Given exercise: Return all entries precisely as they stand, without the images.

=-=-=

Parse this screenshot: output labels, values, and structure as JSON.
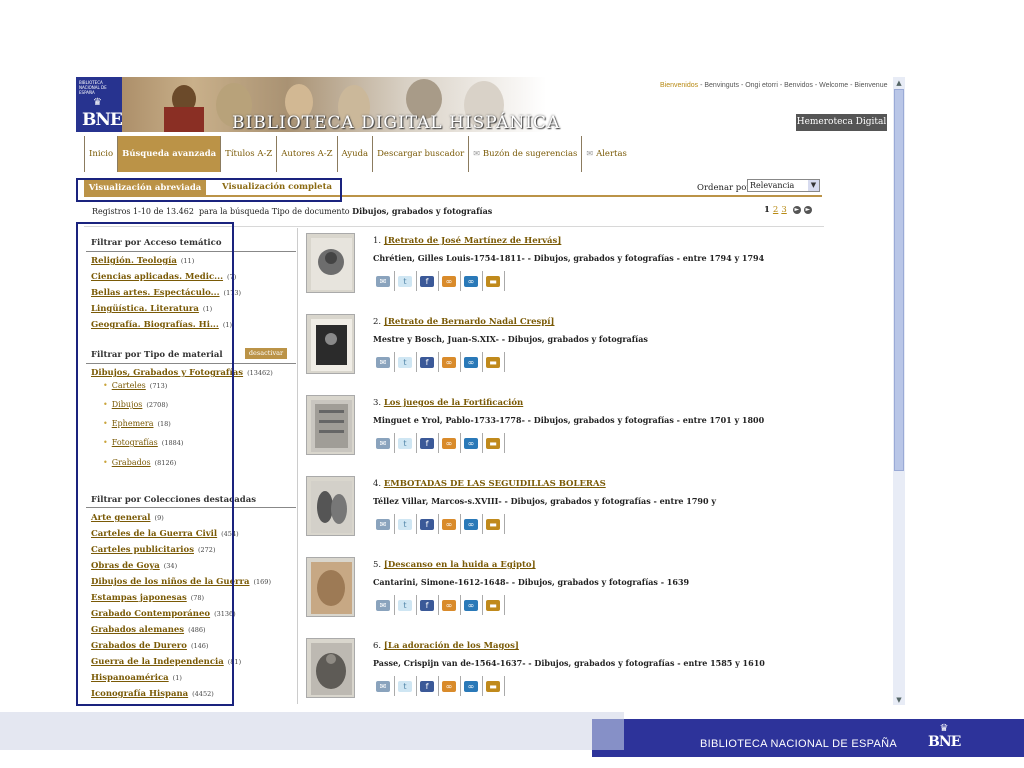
{
  "header": {
    "logo_small_text": "BIBLIOTECA NACIONAL DE ESPAÑA",
    "logo_text": "BNE",
    "title": "BIBLIOTECA DIGITAL HISPÁNICA",
    "languages_first": "Bienvenidos",
    "languages_rest": " - Benvinguts - Ongi etorri - Benvidos - Welcome - Bienvenue",
    "hemeroteca": "Hemeroteca Digital"
  },
  "nav": {
    "items": [
      "Inicio",
      "Búsqueda avanzada",
      "Títulos A-Z",
      "Autores A-Z",
      "Ayuda",
      "Descargar buscador",
      "Buzón de sugerencias",
      "Alertas"
    ]
  },
  "tabs": {
    "abreviada": "Visualización abreviada",
    "completa": "Visualización completa"
  },
  "sort": {
    "label": "Ordenar por:",
    "value": "Relevancia"
  },
  "results_info": {
    "prefix": "Registros 1-10 de 13.462",
    "middle": "para la búsqueda Tipo de documento",
    "query": "Dibujos, grabados y fotografías"
  },
  "pagination": {
    "current": "1",
    "pages": [
      "2",
      "3"
    ]
  },
  "sidebar": {
    "tematico_heading": "Filtrar por Acceso temático",
    "tematico": [
      {
        "label": "Religión. Teología",
        "count": "(11)"
      },
      {
        "label": "Ciencias aplicadas. Medic...",
        "count": "(7)"
      },
      {
        "label": "Bellas artes. Espectáculo...",
        "count": "(173)"
      },
      {
        "label": "Lingüística. Literatura",
        "count": "(1)"
      },
      {
        "label": "Geografía. Biografías. Hi...",
        "count": "(1)"
      }
    ],
    "material_heading": "Filtrar por Tipo de material",
    "desactivar": "desactivar",
    "material_main": {
      "label": "Dibujos, Grabados y Fotografías",
      "count": "(13462)"
    },
    "material_sub": [
      {
        "label": "Carteles",
        "count": "(713)"
      },
      {
        "label": "Dibujos",
        "count": "(2708)"
      },
      {
        "label": "Ephemera",
        "count": "(18)"
      },
      {
        "label": "Fotografías",
        "count": "(1884)"
      },
      {
        "label": "Grabados",
        "count": "(8126)"
      }
    ],
    "colecciones_heading": "Filtrar por Colecciones destacadas",
    "colecciones": [
      {
        "label": "Arte general",
        "count": "(9)"
      },
      {
        "label": "Carteles de la Guerra Civil",
        "count": "(454)"
      },
      {
        "label": "Carteles publicitarios",
        "count": "(272)"
      },
      {
        "label": "Obras de Goya",
        "count": "(34)"
      },
      {
        "label": "Dibujos de los niños de la Guerra",
        "count": "(169)"
      },
      {
        "label": "Estampas japonesas",
        "count": "(78)"
      },
      {
        "label": "Grabado Contemporáneo",
        "count": "(3136)"
      },
      {
        "label": "Grabados alemanes",
        "count": "(486)"
      },
      {
        "label": "Grabados de Durero",
        "count": "(146)"
      },
      {
        "label": "Guerra de la Independencia",
        "count": "(81)"
      },
      {
        "label": "Hispanoamérica",
        "count": "(1)"
      },
      {
        "label": "Iconografía Hispana",
        "count": "(4452)"
      }
    ]
  },
  "results": [
    {
      "num": "1.",
      "title": "[Retrato de José Martínez de Hervás]",
      "meta": "Chrétien, Gilles Louis-1754-1811-  -  Dibujos, grabados y fotografías  -  entre 1794 y 1794"
    },
    {
      "num": "2.",
      "title": "[Retrato de Bernardo Nadal Crespí]",
      "meta": "Mestre y Bosch, Juan-S.XIX-  -  Dibujos, grabados y fotografías"
    },
    {
      "num": "3.",
      "title": "Los juegos de la Fortificación",
      "meta": "Minguet e Yrol, Pablo-1733-1778-  -  Dibujos, grabados y fotografías  -  entre 1701 y 1800"
    },
    {
      "num": "4.",
      "title": "EMBOTADAS DE LAS SEGUIDILLAS BOLERAS",
      "meta": "Téllez Villar, Marcos-s.XVIII-  -  Dibujos, grabados y fotografías  -  entre 1790 y"
    },
    {
      "num": "5.",
      "title": "[Descanso en la huida a Egipto]",
      "meta": "Cantarini, Simone-1612-1648-  -  Dibujos, grabados y fotografías  -  1639"
    },
    {
      "num": "6.",
      "title": "[La adoración de los Magos]",
      "meta": "Passe, Crispijn van de-1564-1637-  -  Dibujos, grabados y fotografías  -  entre 1585 y 1610"
    }
  ],
  "footer": {
    "text": "BIBLIOTECA NACIONAL DE ESPAÑA",
    "logo": "BNE"
  }
}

=-=-=

Result below:
Parse this screenshot: output labels, values, and structure as JSON.
{
  "header": {
    "logo_small_text": "BIBLIOTECA NACIONAL DE ESPAÑA",
    "logo_text": "BNE",
    "title": "BIBLIOTECA DIGITAL HISPÁNICA",
    "languages_first": "Bienvenidos",
    "languages_rest": " - Benvinguts - Ongi etorri - Benvidos - Welcome - Bienvenue",
    "hemeroteca": "Hemeroteca Digital"
  },
  "nav": {
    "items": [
      "Inicio",
      "Búsqueda avanzada",
      "Títulos A-Z",
      "Autores A-Z",
      "Ayuda",
      "Descargar buscador",
      "Buzón de sugerencias",
      "Alertas"
    ]
  },
  "tabs": {
    "abreviada": "Visualización abreviada",
    "completa": "Visualización completa"
  },
  "sort": {
    "label": "Ordenar por:",
    "value": "Relevancia"
  },
  "results_info": {
    "prefix": "Registros 1-10 de 13.462",
    "middle": "para la búsqueda Tipo de documento",
    "query": "Dibujos, grabados y fotografías"
  },
  "pagination": {
    "current": "1",
    "pages": [
      "2",
      "3"
    ]
  },
  "sidebar": {
    "tematico_heading": "Filtrar por Acceso temático",
    "tematico": [
      {
        "label": "Religión. Teología",
        "count": "(11)"
      },
      {
        "label": "Ciencias aplicadas. Medic...",
        "count": "(7)"
      },
      {
        "label": "Bellas artes. Espectáculo...",
        "count": "(173)"
      },
      {
        "label": "Lingüística. Literatura",
        "count": "(1)"
      },
      {
        "label": "Geografía. Biografías. Hi...",
        "count": "(1)"
      }
    ],
    "material_heading": "Filtrar por Tipo de material",
    "desactivar": "desactivar",
    "material_main": {
      "label": "Dibujos, Grabados y Fotografías",
      "count": "(13462)"
    },
    "material_sub": [
      {
        "label": "Carteles",
        "count": "(713)"
      },
      {
        "label": "Dibujos",
        "count": "(2708)"
      },
      {
        "label": "Ephemera",
        "count": "(18)"
      },
      {
        "label": "Fotografías",
        "count": "(1884)"
      },
      {
        "label": "Grabados",
        "count": "(8126)"
      }
    ],
    "colecciones_heading": "Filtrar por Colecciones destacadas",
    "colecciones": [
      {
        "label": "Arte general",
        "count": "(9)"
      },
      {
        "label": "Carteles de la Guerra Civil",
        "count": "(454)"
      },
      {
        "label": "Carteles publicitarios",
        "count": "(272)"
      },
      {
        "label": "Obras de Goya",
        "count": "(34)"
      },
      {
        "label": "Dibujos de los niños de la Guerra",
        "count": "(169)"
      },
      {
        "label": "Estampas japonesas",
        "count": "(78)"
      },
      {
        "label": "Grabado Contemporáneo",
        "count": "(3136)"
      },
      {
        "label": "Grabados alemanes",
        "count": "(486)"
      },
      {
        "label": "Grabados de Durero",
        "count": "(146)"
      },
      {
        "label": "Guerra de la Independencia",
        "count": "(81)"
      },
      {
        "label": "Hispanoamérica",
        "count": "(1)"
      },
      {
        "label": "Iconografía Hispana",
        "count": "(4452)"
      }
    ]
  },
  "results": [
    {
      "num": "1.",
      "title": "[Retrato de José Martínez de Hervás]",
      "meta": "Chrétien, Gilles Louis-1754-1811-  -  Dibujos, grabados y fotografías  -  entre 1794 y 1794"
    },
    {
      "num": "2.",
      "title": "[Retrato de Bernardo Nadal Crespí]",
      "meta": "Mestre y Bosch, Juan-S.XIX-  -  Dibujos, grabados y fotografías"
    },
    {
      "num": "3.",
      "title": "Los juegos de la Fortificación",
      "meta": "Minguet e Yrol, Pablo-1733-1778-  -  Dibujos, grabados y fotografías  -  entre 1701 y 1800"
    },
    {
      "num": "4.",
      "title": "EMBOTADAS DE LAS SEGUIDILLAS BOLERAS",
      "meta": "Téllez Villar, Marcos-s.XVIII-  -  Dibujos, grabados y fotografías  -  entre 1790 y"
    },
    {
      "num": "5.",
      "title": "[Descanso en la huida a Egipto]",
      "meta": "Cantarini, Simone-1612-1648-  -  Dibujos, grabados y fotografías  -  1639"
    },
    {
      "num": "6.",
      "title": "[La adoración de los Magos]",
      "meta": "Passe, Crispijn van de-1564-1637-  -  Dibujos, grabados y fotografías  -  entre 1585 y 1610"
    }
  ],
  "footer": {
    "text": "BIBLIOTECA NACIONAL DE ESPAÑA",
    "logo": "BNE"
  }
}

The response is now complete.